# What the task asks:
Continue the forum post about modeling objects and superobjects for a website, starting right after its last sentence.

# Passage provided:
-1

How would you modelize the following data? I have a solution I wrote in a separate answer. Don't forget to read it.

Context

It's for a website. Speed is of the essence.

Data

  • You have objects that are linked to many tables describing their properties, such as an object__tag table. Any object can be paired with a color.
  • Thing is, objects can be made of objects. I call them superobjects when they assume that container role (as objects, they can be part of other superobjects). Objects can be shuffled in all sorts of unpredictable ways because it is less about how they are made than how they are sold. It is therefore useless to think that if one object is contained inside some superobject A, if that superobject A will be contained inside another superobject B, superobject B will inherit all objects from superobject A.
  • In a superobject, multiple objects can be grouped together into a set of options. One option can be made of multiple objects (majority of the time, just one). You can choose how many options minimum and maximum (aka a range) you can choose from a set (majority of the time, just one). It's possible to have a NONE choice aka you don't choose any option.

# Dataset extract:

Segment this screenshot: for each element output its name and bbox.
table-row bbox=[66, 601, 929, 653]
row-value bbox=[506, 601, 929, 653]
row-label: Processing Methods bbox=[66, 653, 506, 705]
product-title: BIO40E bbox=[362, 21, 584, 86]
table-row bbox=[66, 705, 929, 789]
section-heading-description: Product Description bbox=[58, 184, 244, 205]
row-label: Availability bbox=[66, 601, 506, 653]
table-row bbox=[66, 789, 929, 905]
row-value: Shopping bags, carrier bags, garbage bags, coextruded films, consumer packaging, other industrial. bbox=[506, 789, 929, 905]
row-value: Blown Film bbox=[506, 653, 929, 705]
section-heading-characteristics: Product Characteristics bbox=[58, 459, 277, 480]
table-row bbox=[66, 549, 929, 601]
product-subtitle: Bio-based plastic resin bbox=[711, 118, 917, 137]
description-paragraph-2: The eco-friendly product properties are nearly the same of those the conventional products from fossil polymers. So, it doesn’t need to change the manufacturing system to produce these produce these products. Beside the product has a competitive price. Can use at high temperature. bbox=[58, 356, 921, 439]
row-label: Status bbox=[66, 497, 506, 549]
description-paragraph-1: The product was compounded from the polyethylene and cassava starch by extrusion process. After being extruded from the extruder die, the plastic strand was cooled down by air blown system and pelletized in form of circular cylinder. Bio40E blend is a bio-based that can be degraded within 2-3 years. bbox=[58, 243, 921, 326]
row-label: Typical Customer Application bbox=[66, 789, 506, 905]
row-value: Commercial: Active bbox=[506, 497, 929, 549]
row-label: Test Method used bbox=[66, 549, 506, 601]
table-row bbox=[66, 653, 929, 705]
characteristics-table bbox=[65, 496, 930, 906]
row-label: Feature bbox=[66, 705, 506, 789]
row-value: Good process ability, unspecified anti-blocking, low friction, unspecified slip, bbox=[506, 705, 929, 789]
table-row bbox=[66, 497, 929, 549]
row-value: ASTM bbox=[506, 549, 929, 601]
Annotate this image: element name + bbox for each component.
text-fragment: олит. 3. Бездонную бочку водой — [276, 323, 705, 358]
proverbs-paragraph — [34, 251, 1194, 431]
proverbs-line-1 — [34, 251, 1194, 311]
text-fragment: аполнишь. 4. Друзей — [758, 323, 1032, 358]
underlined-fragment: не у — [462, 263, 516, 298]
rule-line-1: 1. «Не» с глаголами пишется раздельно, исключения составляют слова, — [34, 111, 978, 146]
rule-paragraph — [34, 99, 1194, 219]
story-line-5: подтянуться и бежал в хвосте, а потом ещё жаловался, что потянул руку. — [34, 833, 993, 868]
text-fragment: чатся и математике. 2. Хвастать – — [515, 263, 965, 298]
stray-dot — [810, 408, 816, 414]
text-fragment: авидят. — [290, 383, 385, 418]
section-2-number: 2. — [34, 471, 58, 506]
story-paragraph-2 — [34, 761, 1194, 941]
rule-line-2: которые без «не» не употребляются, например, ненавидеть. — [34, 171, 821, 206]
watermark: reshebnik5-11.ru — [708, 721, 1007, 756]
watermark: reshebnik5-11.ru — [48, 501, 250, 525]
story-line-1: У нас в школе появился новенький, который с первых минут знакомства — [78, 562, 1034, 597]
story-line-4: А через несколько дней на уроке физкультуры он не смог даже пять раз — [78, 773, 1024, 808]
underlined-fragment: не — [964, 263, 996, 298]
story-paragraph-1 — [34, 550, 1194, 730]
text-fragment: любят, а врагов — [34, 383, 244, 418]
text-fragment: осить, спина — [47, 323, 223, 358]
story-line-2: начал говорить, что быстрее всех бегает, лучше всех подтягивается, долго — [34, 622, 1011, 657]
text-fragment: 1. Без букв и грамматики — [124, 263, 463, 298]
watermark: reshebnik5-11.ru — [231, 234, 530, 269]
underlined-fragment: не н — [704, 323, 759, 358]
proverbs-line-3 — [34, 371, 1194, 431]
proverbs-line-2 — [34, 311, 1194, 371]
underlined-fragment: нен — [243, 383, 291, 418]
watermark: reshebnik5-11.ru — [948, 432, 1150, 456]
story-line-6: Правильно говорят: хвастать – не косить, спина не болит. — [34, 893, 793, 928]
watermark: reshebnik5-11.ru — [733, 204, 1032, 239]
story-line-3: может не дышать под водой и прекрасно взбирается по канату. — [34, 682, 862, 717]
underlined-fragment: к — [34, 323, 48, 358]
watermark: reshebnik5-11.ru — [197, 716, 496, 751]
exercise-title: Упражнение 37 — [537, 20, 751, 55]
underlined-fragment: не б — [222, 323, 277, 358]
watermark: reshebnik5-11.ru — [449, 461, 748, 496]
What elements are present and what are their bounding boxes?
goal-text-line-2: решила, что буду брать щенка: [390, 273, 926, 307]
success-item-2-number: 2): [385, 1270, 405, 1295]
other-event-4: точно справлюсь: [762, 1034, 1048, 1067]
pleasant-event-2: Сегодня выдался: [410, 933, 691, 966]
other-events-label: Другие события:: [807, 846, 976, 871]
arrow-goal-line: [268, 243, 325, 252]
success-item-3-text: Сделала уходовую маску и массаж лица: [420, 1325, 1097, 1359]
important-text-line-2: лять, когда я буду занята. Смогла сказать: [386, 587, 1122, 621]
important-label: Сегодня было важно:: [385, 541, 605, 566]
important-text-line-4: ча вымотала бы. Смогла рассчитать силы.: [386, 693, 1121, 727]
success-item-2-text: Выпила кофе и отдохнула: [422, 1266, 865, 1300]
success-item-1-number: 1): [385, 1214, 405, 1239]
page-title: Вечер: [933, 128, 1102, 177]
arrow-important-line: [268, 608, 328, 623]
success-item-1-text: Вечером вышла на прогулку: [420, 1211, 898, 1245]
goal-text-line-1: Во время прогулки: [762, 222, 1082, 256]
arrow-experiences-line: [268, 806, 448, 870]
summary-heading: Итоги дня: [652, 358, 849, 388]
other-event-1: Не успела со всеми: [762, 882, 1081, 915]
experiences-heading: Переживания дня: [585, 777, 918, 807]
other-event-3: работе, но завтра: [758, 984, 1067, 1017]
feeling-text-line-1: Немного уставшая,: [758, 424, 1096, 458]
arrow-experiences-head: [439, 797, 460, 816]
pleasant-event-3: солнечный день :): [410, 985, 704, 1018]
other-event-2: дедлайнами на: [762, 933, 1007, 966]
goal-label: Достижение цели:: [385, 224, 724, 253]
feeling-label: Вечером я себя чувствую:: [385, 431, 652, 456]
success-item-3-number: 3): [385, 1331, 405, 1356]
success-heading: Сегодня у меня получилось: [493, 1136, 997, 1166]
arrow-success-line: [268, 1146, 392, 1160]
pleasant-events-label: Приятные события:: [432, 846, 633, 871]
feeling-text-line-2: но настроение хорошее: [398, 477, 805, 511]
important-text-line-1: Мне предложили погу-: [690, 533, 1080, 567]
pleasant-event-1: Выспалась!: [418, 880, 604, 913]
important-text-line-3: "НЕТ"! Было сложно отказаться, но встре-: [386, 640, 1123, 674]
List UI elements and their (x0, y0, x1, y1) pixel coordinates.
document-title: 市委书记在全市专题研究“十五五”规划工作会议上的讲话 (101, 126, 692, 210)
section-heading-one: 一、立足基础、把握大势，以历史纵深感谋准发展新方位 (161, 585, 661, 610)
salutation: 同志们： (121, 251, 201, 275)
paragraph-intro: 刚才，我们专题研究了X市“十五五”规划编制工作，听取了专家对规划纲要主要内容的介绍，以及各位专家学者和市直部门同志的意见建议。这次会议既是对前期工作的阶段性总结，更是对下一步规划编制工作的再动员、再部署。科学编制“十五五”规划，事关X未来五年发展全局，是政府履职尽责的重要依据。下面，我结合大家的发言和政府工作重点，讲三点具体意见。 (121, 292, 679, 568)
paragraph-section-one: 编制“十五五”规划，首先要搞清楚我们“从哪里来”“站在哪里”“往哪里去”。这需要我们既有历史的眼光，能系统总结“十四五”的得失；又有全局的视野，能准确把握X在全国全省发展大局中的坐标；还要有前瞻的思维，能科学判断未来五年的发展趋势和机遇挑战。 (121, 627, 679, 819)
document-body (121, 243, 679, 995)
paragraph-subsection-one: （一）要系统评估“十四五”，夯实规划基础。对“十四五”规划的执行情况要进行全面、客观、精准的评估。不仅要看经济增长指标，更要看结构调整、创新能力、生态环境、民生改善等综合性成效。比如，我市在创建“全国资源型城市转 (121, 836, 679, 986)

# Answer to this exercise:
  • Any object can have 0 (common), 1 (common), or more (very rare) dependencies.

Note: the bit about sets of options having a min-max selection should be ignored safely has it can be converted in single-selection options. Example: options A, B, C with zero to two selections is, in the end, just A, B, C, AB, AC, BC, NONE. The bit about NONE should also be safely ignored as I am building a search engine which doesn't care about the absence of a certain option.

Dummy example

Think of cars (don't get too worked up on that example as it's a dummy one and I don't know a thing about cars).
You can buy one red, green, or yellow (3 options). You can choose manual or automatic transmission (2 options).
If you buy the manual transmission, you can choose hubcaps (hubcaps are dependent on manual transmission).

Tree representation

Think of "( )" as radio buttons. Empty line breaks are separating sets of options. X indicates mandatory nodes (unless their parent is not chosen). "(n-m)" represents the min-max range for a set of options.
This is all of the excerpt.